Dataset items
━━━━━━━━━━━━━━━━━━━━

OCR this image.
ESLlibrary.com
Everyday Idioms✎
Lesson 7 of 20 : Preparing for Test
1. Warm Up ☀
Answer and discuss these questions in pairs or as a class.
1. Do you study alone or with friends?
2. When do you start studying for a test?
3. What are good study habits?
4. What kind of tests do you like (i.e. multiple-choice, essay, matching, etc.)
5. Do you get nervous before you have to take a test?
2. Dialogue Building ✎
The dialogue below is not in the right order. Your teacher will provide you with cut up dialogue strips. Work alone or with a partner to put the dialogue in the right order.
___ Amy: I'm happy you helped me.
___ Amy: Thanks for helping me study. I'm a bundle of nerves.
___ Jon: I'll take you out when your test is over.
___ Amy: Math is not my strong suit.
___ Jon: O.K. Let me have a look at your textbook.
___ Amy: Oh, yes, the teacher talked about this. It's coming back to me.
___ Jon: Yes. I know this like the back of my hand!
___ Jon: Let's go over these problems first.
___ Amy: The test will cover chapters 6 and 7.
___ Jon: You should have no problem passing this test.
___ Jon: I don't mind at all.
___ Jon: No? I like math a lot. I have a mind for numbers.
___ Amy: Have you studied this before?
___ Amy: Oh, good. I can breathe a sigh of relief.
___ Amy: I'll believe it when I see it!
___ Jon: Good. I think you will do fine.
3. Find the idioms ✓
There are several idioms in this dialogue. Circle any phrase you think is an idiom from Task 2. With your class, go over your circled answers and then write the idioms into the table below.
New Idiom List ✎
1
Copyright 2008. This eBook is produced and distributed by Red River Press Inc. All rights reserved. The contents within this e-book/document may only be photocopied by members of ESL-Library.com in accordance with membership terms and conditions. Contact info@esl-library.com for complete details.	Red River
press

━━━━━━━━━━━━━━━━━━━━

- Problem requirements
Look through the entries and return every line where "this" appears.

- Answer for the task
OCR this image.
___ Amy: Oh, yes, the teacher talked about this. It's coming back to me.
___ Jon: Yes. I know this like the back of my hand!
___ Jon: You should have no problem passing this test.
___ Amy: Have you studied this before?
There are several idioms in this dialogue. Circle any phrase you think is an idiom from Task 2. With your class, go over your circled answers and then write the idioms into the table below.
Copyright 2008. This eBook is produced and distributed by Red River Press Inc. All rights reserved. The contents within this e-book/document may only be photocopied by members of ESL-Library.com in accordance with membership terms and conditions. Contact info@esl-library.com for complete details.	Red River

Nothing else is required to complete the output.